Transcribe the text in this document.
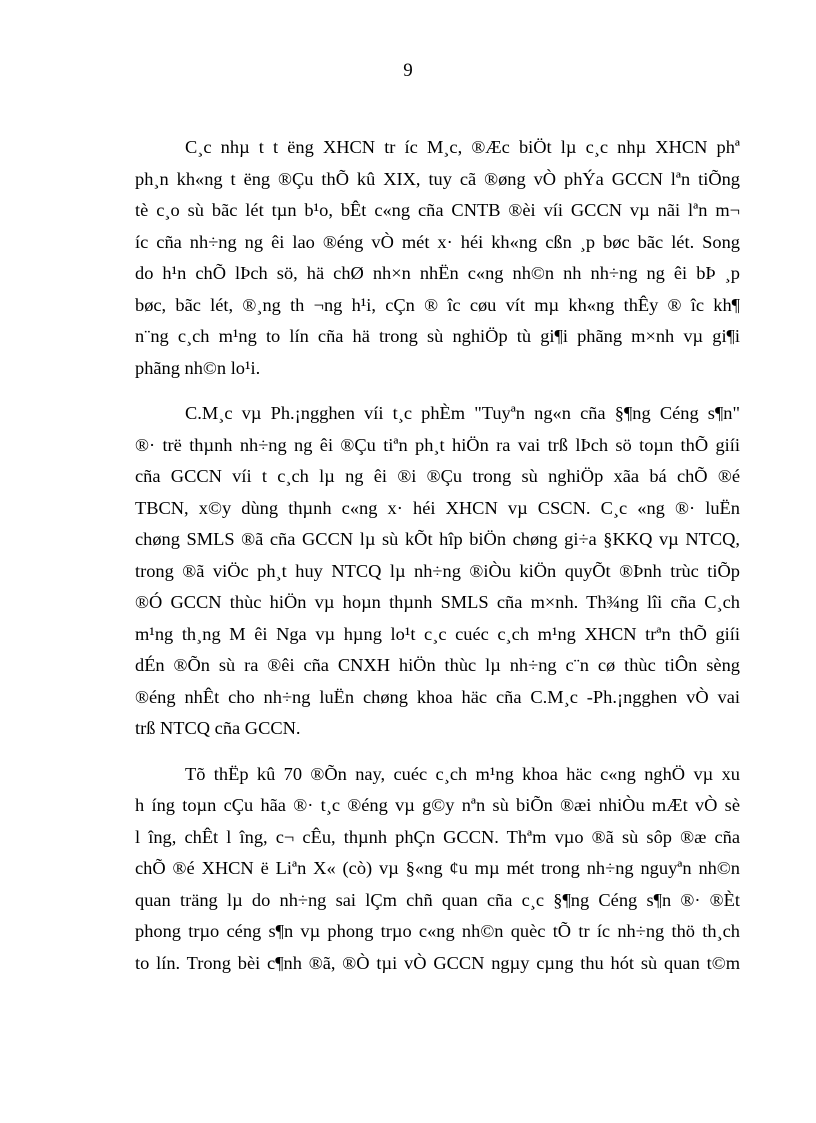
9
C¸c nhµ t t ëng XHCN tr íc M¸c, ®Æc biÖt lµ c¸c nhµ XHCN phª
ph¸n kh«ng t ëng ®Çu thÕ kû XIX, tuy cã ®øng vÒ phÝa GCCN lªn tiÕng
tè c¸o sù bãc lét tµn b¹o, bÊt c«ng cña CNTB ®èi víi GCCN vµ nãi lªn m¬
íc cña nh÷ng ng êi lao ®éng vÒ mét x· héi kh«ng cßn ¸p bøc bãc lét. Song
do h¹n chÕ lÞch sö, hä chØ nh×n nhËn c«ng nh©n nh nh÷ng ng êi bÞ ¸p
bøc, bãc lét, ®¸ng th ¬ng h¹i, cÇn ® îc cøu vít mµ kh«ng thÊy ® îc kh¶
n¨ng c¸ch m¹ng to lín cña hä trong sù nghiÖp tù gi¶i phãng m×nh vµ gi¶i
phãng nh©n lo¹i.
C.M¸c vµ Ph.¡ngghen víi t¸c phÈm "Tuyªn ng«n cña §¶ng Céng s¶n"
®· trë thµnh nh÷ng ng êi ®Çu tiªn ph¸t hiÖn ra vai trß lÞch sö toµn thÕ giíi
cña GCCN víi t c¸ch lµ ng êi ®i ®Çu trong sù nghiÖp xãa bá chÕ ®é
TBCN, x©y dùng thµnh c«ng x· héi XHCN vµ CSCN. C¸c «ng ®· luËn
chøng SMLS ®ã cña GCCN lµ sù kÕt hîp biÖn chøng gi÷a §KKQ vµ NTCQ,
trong ®ã viÖc ph¸t huy NTCQ lµ nh÷ng ®iÒu kiÖn quyÕt ®Þnh trùc tiÕp
®Ó GCCN thùc hiÖn vµ hoµn thµnh SMLS cña m×nh. Th¾ng lîi cña C¸ch
m¹ng th¸ng M êi Nga vµ hµng lo¹t c¸c cuéc c¸ch m¹ng XHCN trªn thÕ giíi
dÉn ®Õn sù ra ®êi cña CNXH hiÖn thùc lµ nh÷ng c¨n cø thùc tiÔn sèng
®éng nhÊt cho nh÷ng luËn chøng khoa häc cña C.M¸c -Ph.¡ngghen vÒ vai
trß NTCQ cña GCCN.
Tõ thËp kû 70 ®Õn nay, cuéc c¸ch m¹ng khoa häc c«ng nghÖ vµ xu
h íng toµn cÇu hãa ®· t¸c ®éng vµ g©y nªn sù biÕn ®æi nhiÒu mÆt vÒ sè
l îng, chÊt l îng, c¬ cÊu, thµnh phÇn GCCN. Thªm vµo ®ã sù sôp ®æ cña
chÕ ®é XHCN ë Liªn X« (cò) vµ §«ng ¢u mµ mét trong nh÷ng nguyªn nh©n
quan träng lµ do nh÷ng sai lÇm chñ quan cña c¸c §¶ng Céng s¶n ®· ®Èt
phong trµo céng s¶n vµ phong trµo c«ng nh©n quèc tÕ tr íc nh÷ng thö th¸ch
to lín. Trong bèi c¶nh ®ã, ®Ò tµi vÒ GCCN ngµy cµng thu hót sù quan t©m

▸ Brief:
Transcribe the listing in full. Omit the pictures and keep every line exact.

▸ Written solution:
Transcribe the text in this document.
9
C¸c nhµ t t ëng XHCN tr íc M¸c, ®Æc biÖt lµ c¸c nhµ XHCN phª
ph¸n kh«ng t ëng ®Çu thÕ kû XIX, tuy cã ®øng vÒ phÝa GCCN lªn tiÕng
tè c¸o sù bãc lét tµn b¹o, bÊt c«ng cña CNTB ®èi víi GCCN vµ nãi lªn m¬
íc cña nh÷ng ng êi lao ®éng vÒ mét x· héi kh«ng cßn ¸p bøc bãc lét. Song
do h¹n chÕ lÞch sö, hä chØ nh×n nhËn c«ng nh©n nh nh÷ng ng êi bÞ ¸p
bøc, bãc lét, ®¸ng th ¬ng h¹i, cÇn ® îc cøu vít mµ kh«ng thÊy ® îc kh¶
n¨ng c¸ch m¹ng to lín cña hä trong sù nghiÖp tù gi¶i phãng m×nh vµ gi¶i
phãng nh©n lo¹i.
C.M¸c vµ Ph.¡ngghen víi t¸c phÈm "Tuyªn ng«n cña §¶ng Céng s¶n"
®· trë thµnh nh÷ng ng êi ®Çu tiªn ph¸t hiÖn ra vai trß lÞch sö toµn thÕ giíi
cña GCCN víi t c¸ch lµ ng êi ®i ®Çu trong sù nghiÖp xãa bá chÕ ®é
TBCN, x©y dùng thµnh c«ng x· héi XHCN vµ CSCN. C¸c «ng ®· luËn
chøng SMLS ®ã cña GCCN lµ sù kÕt hîp biÖn chøng gi÷a §KKQ vµ NTCQ,
trong ®ã viÖc ph¸t huy NTCQ lµ nh÷ng ®iÒu kiÖn quyÕt ®Þnh trùc tiÕp
®Ó GCCN thùc hiÖn vµ hoµn thµnh SMLS cña m×nh. Th¾ng lîi cña C¸ch
m¹ng th¸ng M êi Nga vµ hµng lo¹t c¸c cuéc c¸ch m¹ng XHCN trªn thÕ giíi
dÉn ®Õn sù ra ®êi cña CNXH hiÖn thùc lµ nh÷ng c¨n cø thùc tiÔn sèng
®éng nhÊt cho nh÷ng luËn chøng khoa häc cña C.M¸c -Ph.¡ngghen vÒ vai
trß NTCQ cña GCCN.
Tõ thËp kû 70 ®Õn nay, cuéc c¸ch m¹ng khoa häc c«ng nghÖ vµ xu
h íng toµn cÇu hãa ®· t¸c ®éng vµ g©y nªn sù biÕn ®æi nhiÒu mÆt vÒ sè
l îng, chÊt l îng, c¬ cÊu, thµnh phÇn GCCN. Thªm vµo ®ã sù sôp ®æ cña
chÕ ®é XHCN ë Liªn X« (cò) vµ §«ng ¢u mµ mét trong nh÷ng nguyªn nh©n
quan träng lµ do nh÷ng sai lÇm chñ quan cña c¸c §¶ng Céng s¶n ®· ®Èt
phong trµo céng s¶n vµ phong trµo c«ng nh©n quèc tÕ tr íc nh÷ng thö th¸ch
to lín. Trong bèi c¶nh ®ã, ®Ò tµi vÒ GCCN ngµy cµng thu hót sù quan t©m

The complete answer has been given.